> _Collection entries_
»»

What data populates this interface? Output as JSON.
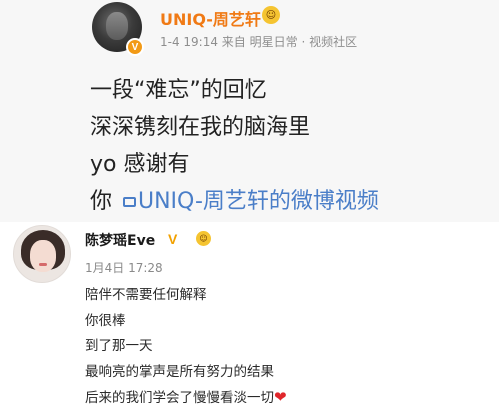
{
  "post": {
    "username": "UNIQ-周艺轩",
    "verified_badge": "V",
    "emoji_icon": "face-emoji-icon",
    "meta": "1-4 19:14  来自 明星日常 · 视频社区",
    "lines": [
      "一段“难忘”的回忆",
      "深深镌刻在我的脑海里",
      "yo 感谢有"
    ],
    "last_line_prefix": "你 ",
    "video_link": "UNIQ-周艺轩的微博视频"
  },
  "comment": {
    "username": "陈梦瑶Eve",
    "vip_badge": "V",
    "time": "1月4日  17:28",
    "lines": [
      "陪伴不需要任何解释",
      "你很棒",
      "到了那一天",
      "最响亮的掌声是所有努力的结果"
    ],
    "last_line": "后来的我们学会了慢慢看淡一切",
    "heart": "❤"
  },
  "colors": {
    "username_orange": "#f07a15",
    "link_blue": "#4a7ec8",
    "heart_red": "#e0262b"
  }
}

««

> _PROMPT_
Images in the data above are to be skipped. Retype all other material exactly.

> _RESULT_
What data populates this interface? Output as JSON.
{
  "post": {
    "username": "UNIQ-周艺轩",
    "verified_badge": "V",
    "emoji_icon": "face-emoji-icon",
    "meta": "1-4 19:14  来自 明星日常 · 视频社区",
    "lines": [
      "一段“难忘”的回忆",
      "深深镌刻在我的脑海里",
      "yo 感谢有"
    ],
    "last_line_prefix": "你 ",
    "video_link": "UNIQ-周艺轩的微博视频"
  },
  "comment": {
    "username": "陈梦瑶Eve",
    "vip_badge": "V",
    "time": "1月4日  17:28",
    "lines": [
      "陪伴不需要任何解释",
      "你很棒",
      "到了那一天",
      "最响亮的掌声是所有努力的结果"
    ],
    "last_line": "后来的我们学会了慢慢看淡一切",
    "heart": "❤"
  },
  "colors": {
    "username_orange": "#f07a15",
    "link_blue": "#4a7ec8",
    "heart_red": "#e0262b"
  }
}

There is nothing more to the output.